Problem requirements »
Give an exact copy of every line, leaving images out.

##############################

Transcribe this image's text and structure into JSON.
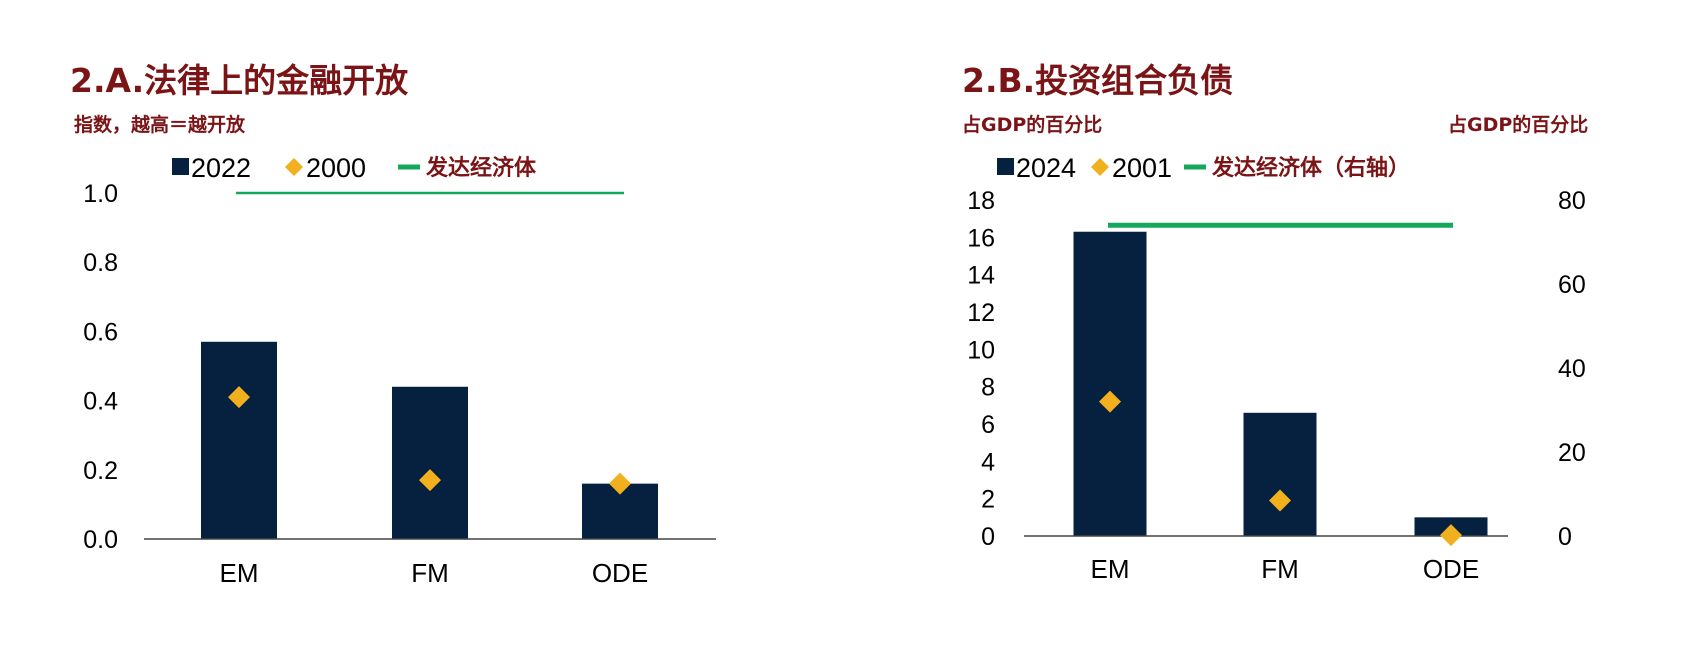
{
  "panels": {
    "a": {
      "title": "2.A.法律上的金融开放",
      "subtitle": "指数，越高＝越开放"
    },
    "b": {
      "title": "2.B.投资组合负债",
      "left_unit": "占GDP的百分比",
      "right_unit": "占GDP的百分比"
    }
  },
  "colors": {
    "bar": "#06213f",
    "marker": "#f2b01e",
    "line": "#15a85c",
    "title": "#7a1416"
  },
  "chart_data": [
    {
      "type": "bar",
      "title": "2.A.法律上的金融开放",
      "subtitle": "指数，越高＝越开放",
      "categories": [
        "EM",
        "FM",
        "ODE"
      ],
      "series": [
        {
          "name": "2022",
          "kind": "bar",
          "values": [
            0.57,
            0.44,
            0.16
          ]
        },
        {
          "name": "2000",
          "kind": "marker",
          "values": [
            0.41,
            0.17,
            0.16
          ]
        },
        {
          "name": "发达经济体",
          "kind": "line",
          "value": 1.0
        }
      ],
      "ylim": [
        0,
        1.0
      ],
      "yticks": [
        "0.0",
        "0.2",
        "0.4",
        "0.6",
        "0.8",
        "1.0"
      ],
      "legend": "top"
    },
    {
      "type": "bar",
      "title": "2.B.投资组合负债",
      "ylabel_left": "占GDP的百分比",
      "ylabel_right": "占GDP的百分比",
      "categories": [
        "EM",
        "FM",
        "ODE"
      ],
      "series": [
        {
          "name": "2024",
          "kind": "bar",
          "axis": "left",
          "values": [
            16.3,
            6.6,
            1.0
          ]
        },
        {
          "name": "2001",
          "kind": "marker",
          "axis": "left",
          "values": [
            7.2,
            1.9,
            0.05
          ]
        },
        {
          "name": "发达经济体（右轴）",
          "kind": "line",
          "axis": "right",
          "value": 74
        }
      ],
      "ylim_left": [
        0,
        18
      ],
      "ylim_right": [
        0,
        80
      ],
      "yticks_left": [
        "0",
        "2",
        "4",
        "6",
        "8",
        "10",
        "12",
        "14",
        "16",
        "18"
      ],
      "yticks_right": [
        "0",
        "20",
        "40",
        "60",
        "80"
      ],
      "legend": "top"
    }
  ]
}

##############################

Written response »
Transcribe this image's text and structure into JSON.
{
  "panels": {
    "a": {
      "title": "2.A.法律上的金融开放",
      "subtitle": "指数，越高＝越开放"
    },
    "b": {
      "title": "2.B.投资组合负债",
      "left_unit": "占GDP的百分比",
      "right_unit": "占GDP的百分比"
    }
  },
  "colors": {
    "bar": "#06213f",
    "marker": "#f2b01e",
    "line": "#15a85c",
    "title": "#7a1416"
  },
  "chart_data": [
    {
      "type": "bar",
      "title": "2.A.法律上的金融开放",
      "subtitle": "指数，越高＝越开放",
      "categories": [
        "EM",
        "FM",
        "ODE"
      ],
      "series": [
        {
          "name": "2022",
          "kind": "bar",
          "values": [
            0.57,
            0.44,
            0.16
          ]
        },
        {
          "name": "2000",
          "kind": "marker",
          "values": [
            0.41,
            0.17,
            0.16
          ]
        },
        {
          "name": "发达经济体",
          "kind": "line",
          "value": 1.0
        }
      ],
      "ylim": [
        0,
        1.0
      ],
      "yticks": [
        "0.0",
        "0.2",
        "0.4",
        "0.6",
        "0.8",
        "1.0"
      ],
      "legend": "top"
    },
    {
      "type": "bar",
      "title": "2.B.投资组合负债",
      "ylabel_left": "占GDP的百分比",
      "ylabel_right": "占GDP的百分比",
      "categories": [
        "EM",
        "FM",
        "ODE"
      ],
      "series": [
        {
          "name": "2024",
          "kind": "bar",
          "axis": "left",
          "values": [
            16.3,
            6.6,
            1.0
          ]
        },
        {
          "name": "2001",
          "kind": "marker",
          "axis": "left",
          "values": [
            7.2,
            1.9,
            0.05
          ]
        },
        {
          "name": "发达经济体（右轴）",
          "kind": "line",
          "axis": "right",
          "value": 74
        }
      ],
      "ylim_left": [
        0,
        18
      ],
      "ylim_right": [
        0,
        80
      ],
      "yticks_left": [
        "0",
        "2",
        "4",
        "6",
        "8",
        "10",
        "12",
        "14",
        "16",
        "18"
      ],
      "yticks_right": [
        "0",
        "20",
        "40",
        "60",
        "80"
      ],
      "legend": "top"
    }
  ]
}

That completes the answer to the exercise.